## ANWEISUNG 1
Gib den Text zur strategischen Dimension des Rechts zwischen „Wir gehen von“ und „manifest verändert hat.“, beide Stellen eingeschlossen, wortgetreu wieder.
## ANWEISUNG 2
Übersetze den folgenden Satz aus dem Text zur strategischen Dimension des Rechts ins Englische: „Wir gehen von der Hypothese aus, dass es in diesem Bereich mindestens etwas zu entdecken, wenn nicht zu erfinden gibt.“
## ANWEISUNG 3
Beantworte anhand des Textes zur strategischen Dimension des Rechts die folgenden Fragen:
(a) In welcher Beratungsfirma wird die Beratungstätigkeit reduziert weitergeführt?
(b) Wie wird die Rechtsberatung genannt, die die traditionelle Rechtsberatung ergänzt?
(c) An den Tätigkeiten welches Instituts wurde mitgearbeitet?

## ZITIERTER TEXT
==*==

Themen
Ungenutzte strategische Dimension des Rechts
Themenbezogen geht es um die Erschliessung und Etablierung der strategischen Dimension des Rechts durch die Generierung von anwendungsorientiertem, theoretischem Expertenwissen und durch die Entwicklung und Operationalisierung dieses Wissens in einer die traditionelle Rechtsberatung ergänzenden Rechtsberatung: der „strategischen Rechtsberatung“. Neben der akademischen Tätigkeit im Bereich grösserer Publikationsprojekte wird die Beratungstätigkeit in der Beratungsfirma Drolshammer Strategy & Law Advokatur reduziert weitergeführt.
Motivation der Befassung
Im Rahmen der Grundidee des Entschlusses zu einer dritten Karriere, mit der gewonnenen Zeit mehr theoretisch zu arbeiten und teilweise anders zu beraten, liegt der Bereich „Strategy and Law“ im Kernbereich der Anders- und allenfalls Neuartigkeit der vergangenen Jahre im Rahmen des „Pflichtteils“ der neuen beruflichen Orientierung. Das Hauptthema ist vorerst in zeitlicher und sachlicher Hinsicht die Entwicklung dieses Sachwissens und die Entwicklung der Beratungsmethode selbst.
Wir gehen von der Hypothese aus, dass es in diesem Bereich mindestens etwas zu entdecken, wenn nicht zu erfinden gibt. Wir meinen, dass der Paradigmenwechsel mit den Charakteristika der zunehmenden Verrechtlichung, Informatisierung, Interdisziplinarisierung, Professionalisierung, Spezialisierung, Marktorientierung, Prozeduralisierung, Institutionalisierung und Organisierung sowie auch „Tendenz zu einer Amerikanisierung“ der practice of law ein ausgewiesenes Bedürfnis in diesem Bereich hat entstehen lassen, da dieser Wandel auch die strategische Deutung von Recht (Law) und Juristen (Lawyers), zum Beispiel für international tätige Unternehmen, massgeblich und manifest verändert hat.
Die nachhaltige Neugier für Strategie entspricht einem Interesse, das sich vorerst ausserhalb der juristischen Berufstätigkeit, nämlich im Rahmen der langjährigen Tätigkeit für den Stabchef für Operative Schulung (SCOS), der Sachgruppe Strategie, dem Beratungsgremium des Generalstabchefs (GSC) der schweizerischen Armee und der Mitarbeit an den Tätigkeiten des International Institute for Strategic Studies (IISS) über die Jahre gebildet hat. Zu dieser Befassung mit der Strategielehre in diesen staatlichen Bereichen kamen zunehmend irritierende Beobachtungen, denen zufolge Recht (Law) und Juristen (Lawyers) mit einer dem Wandel entsprechenden Deutung gesehen und eingesetzt wurden.

==*==

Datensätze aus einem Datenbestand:
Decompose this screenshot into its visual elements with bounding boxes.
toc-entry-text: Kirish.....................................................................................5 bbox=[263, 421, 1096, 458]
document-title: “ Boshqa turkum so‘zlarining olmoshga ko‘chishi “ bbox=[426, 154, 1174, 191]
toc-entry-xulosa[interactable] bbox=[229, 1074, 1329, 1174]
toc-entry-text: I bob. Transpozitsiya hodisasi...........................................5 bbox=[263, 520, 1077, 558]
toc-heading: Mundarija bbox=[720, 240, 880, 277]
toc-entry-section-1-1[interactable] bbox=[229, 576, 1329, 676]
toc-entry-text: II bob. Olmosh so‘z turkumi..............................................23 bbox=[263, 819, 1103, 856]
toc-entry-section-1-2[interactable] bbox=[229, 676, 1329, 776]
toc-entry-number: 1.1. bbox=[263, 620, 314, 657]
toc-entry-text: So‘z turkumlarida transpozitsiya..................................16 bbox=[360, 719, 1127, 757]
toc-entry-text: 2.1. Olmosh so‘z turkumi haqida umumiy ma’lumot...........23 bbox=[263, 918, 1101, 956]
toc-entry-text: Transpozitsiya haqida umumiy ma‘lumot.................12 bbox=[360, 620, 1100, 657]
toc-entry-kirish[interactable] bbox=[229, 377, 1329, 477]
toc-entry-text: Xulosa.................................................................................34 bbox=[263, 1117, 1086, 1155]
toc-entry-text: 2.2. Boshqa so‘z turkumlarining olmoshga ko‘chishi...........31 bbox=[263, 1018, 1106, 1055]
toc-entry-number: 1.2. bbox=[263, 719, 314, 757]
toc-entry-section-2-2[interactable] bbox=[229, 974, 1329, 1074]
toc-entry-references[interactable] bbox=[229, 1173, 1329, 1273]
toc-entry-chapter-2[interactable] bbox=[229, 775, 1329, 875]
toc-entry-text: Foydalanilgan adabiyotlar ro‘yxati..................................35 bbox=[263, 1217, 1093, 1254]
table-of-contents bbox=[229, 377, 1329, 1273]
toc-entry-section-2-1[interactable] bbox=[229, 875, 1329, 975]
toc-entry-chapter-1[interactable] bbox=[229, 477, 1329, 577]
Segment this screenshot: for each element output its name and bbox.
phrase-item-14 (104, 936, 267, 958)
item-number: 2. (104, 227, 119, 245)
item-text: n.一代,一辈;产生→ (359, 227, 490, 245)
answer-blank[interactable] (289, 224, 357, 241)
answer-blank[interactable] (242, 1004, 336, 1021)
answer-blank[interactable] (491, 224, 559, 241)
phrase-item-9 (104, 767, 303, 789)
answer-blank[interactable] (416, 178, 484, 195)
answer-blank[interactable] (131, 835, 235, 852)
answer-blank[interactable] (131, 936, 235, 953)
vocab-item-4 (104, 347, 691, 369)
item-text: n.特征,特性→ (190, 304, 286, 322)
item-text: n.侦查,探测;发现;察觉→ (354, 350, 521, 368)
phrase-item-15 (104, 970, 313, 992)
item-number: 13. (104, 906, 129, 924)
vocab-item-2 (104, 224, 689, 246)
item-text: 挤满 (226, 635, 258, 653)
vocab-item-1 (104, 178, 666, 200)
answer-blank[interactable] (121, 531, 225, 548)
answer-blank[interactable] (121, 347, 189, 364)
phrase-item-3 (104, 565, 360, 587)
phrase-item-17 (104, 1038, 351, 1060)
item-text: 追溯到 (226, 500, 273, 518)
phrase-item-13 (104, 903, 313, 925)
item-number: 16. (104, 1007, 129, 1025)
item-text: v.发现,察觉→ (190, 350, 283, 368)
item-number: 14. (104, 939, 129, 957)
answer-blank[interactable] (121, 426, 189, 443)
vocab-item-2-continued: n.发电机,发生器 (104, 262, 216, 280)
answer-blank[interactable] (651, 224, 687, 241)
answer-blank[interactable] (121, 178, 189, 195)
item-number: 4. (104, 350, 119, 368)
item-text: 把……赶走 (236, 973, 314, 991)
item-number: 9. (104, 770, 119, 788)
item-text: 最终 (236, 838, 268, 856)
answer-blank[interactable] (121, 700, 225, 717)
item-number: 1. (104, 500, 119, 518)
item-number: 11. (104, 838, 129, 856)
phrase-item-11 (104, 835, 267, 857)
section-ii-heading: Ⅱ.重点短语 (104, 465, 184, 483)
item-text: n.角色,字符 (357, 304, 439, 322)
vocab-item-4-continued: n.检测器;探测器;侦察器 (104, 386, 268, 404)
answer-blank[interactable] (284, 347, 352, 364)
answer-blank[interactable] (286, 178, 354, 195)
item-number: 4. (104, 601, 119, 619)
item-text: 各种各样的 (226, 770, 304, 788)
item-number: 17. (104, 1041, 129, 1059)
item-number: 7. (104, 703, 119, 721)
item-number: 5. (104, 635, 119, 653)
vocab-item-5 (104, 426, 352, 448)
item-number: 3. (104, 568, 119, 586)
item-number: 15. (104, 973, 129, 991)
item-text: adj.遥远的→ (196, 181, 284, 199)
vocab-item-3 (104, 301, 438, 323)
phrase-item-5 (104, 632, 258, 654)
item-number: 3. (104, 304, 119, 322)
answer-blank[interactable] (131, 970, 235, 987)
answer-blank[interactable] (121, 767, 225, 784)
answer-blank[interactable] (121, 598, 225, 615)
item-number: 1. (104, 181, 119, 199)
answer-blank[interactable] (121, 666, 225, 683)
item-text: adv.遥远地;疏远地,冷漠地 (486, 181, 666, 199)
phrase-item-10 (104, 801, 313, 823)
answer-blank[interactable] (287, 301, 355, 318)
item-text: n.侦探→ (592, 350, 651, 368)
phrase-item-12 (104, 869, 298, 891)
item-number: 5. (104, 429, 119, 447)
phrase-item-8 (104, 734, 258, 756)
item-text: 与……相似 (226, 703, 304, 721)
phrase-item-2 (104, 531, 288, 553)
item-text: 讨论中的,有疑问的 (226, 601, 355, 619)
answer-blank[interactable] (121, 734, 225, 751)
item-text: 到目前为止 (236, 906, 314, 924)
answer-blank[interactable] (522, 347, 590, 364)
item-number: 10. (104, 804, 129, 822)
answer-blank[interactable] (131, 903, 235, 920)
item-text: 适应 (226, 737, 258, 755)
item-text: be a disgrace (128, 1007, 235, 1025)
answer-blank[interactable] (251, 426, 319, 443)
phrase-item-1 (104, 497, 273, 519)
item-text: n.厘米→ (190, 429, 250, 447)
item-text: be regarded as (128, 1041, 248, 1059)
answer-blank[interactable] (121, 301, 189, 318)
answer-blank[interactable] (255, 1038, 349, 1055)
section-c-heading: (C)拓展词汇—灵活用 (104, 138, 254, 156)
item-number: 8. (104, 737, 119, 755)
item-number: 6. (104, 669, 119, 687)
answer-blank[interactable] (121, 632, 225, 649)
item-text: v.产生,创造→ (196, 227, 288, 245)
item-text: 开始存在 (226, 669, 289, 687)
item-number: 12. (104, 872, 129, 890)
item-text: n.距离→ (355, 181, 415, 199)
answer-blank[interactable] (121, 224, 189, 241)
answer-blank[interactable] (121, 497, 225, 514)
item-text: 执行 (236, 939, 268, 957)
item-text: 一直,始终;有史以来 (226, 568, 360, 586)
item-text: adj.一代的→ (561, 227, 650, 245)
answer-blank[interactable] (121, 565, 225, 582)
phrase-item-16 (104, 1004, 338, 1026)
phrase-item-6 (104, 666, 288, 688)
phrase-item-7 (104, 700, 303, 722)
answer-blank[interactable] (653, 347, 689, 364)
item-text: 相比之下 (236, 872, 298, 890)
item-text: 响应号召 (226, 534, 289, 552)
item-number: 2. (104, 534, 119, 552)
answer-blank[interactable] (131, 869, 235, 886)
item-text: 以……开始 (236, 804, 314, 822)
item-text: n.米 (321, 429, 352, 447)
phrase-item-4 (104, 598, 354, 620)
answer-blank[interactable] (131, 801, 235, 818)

==*==

## ANTWORT 1
Wir gehen von der Hypothese aus, dass es in diesem Bereich mindestens etwas zu entdecken, wenn nicht zu erfinden gibt. Wir meinen, dass der Paradigmenwechsel mit den Charakteristika der zunehmenden Verrechtlichung, Informatisierung, Interdisziplinarisierung, Professionalisierung, Spezialisierung, Marktorientierung, Prozeduralisierung, Institutionalisierung und Organisierung sowie auch „Tendenz zu einer Amerikanisierung“ der practice of law ein ausgewiesenes Bedürfnis in diesem Bereich hat entstehen lassen, da dieser Wandel auch die strategische Deutung von Recht (Law) und Juristen (Lawyers), zum Beispiel für international tätige Unternehmen, massgeblich und manifest verändert hat.

## ANTWORT 2
We start from the hypothesis that in this field there is at least something to discover, if not to invent.

## ANTWORT 3
(a) In der Drolshammer Strategy & Law Advokatur.
(b) Strategische Rechtsberatung.
(c) Am International Institute for Strategic Studies (IISS).